[Dataset items]
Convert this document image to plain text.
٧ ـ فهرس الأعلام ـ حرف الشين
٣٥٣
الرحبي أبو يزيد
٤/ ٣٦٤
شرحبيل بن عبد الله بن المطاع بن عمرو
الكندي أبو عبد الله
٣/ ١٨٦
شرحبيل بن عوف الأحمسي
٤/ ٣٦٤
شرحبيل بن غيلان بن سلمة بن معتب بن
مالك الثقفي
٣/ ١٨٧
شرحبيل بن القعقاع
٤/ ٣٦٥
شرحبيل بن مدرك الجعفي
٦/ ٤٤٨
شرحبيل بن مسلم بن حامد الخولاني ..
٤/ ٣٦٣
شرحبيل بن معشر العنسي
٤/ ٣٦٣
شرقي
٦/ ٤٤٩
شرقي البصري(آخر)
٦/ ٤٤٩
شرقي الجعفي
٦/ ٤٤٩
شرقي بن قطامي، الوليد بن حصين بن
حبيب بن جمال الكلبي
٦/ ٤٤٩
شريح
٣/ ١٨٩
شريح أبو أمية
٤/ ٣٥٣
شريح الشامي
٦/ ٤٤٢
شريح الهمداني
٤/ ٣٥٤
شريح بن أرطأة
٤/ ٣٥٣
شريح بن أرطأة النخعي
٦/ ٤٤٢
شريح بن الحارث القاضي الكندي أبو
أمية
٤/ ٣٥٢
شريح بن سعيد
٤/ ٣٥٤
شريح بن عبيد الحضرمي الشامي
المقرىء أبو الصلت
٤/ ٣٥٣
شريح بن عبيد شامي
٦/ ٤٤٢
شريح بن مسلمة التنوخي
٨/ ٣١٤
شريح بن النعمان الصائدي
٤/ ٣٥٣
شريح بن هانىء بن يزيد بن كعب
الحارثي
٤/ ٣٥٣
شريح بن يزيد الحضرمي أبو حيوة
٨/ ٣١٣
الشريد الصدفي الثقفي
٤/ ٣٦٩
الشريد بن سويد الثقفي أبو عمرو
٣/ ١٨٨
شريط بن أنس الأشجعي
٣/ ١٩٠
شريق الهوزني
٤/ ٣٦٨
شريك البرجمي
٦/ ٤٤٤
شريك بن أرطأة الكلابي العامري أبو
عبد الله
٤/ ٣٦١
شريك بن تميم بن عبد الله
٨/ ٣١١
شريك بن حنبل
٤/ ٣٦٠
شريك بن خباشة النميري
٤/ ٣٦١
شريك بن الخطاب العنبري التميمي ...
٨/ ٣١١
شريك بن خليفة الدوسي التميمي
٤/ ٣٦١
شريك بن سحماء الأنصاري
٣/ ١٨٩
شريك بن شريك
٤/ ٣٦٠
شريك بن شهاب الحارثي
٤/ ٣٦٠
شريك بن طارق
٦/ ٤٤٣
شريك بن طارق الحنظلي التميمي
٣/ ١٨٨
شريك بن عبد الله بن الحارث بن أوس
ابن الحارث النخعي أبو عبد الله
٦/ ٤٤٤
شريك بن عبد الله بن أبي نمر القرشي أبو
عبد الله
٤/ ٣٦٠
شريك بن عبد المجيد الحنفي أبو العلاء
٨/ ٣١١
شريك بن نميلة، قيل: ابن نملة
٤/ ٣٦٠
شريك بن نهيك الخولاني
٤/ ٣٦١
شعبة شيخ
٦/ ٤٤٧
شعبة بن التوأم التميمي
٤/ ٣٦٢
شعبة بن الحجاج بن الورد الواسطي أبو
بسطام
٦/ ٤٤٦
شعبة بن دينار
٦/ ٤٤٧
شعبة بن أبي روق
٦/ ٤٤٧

- WHAT IS ASKED: Collect each line containing the string "شعبة".

- ANSWER BELOW:
شعبة شيخ
شعبة بن التوأم التميمي
شعبة بن الحجاج بن الورد الواسطي أبو
شعبة بن دينار
شعبة بن أبي روق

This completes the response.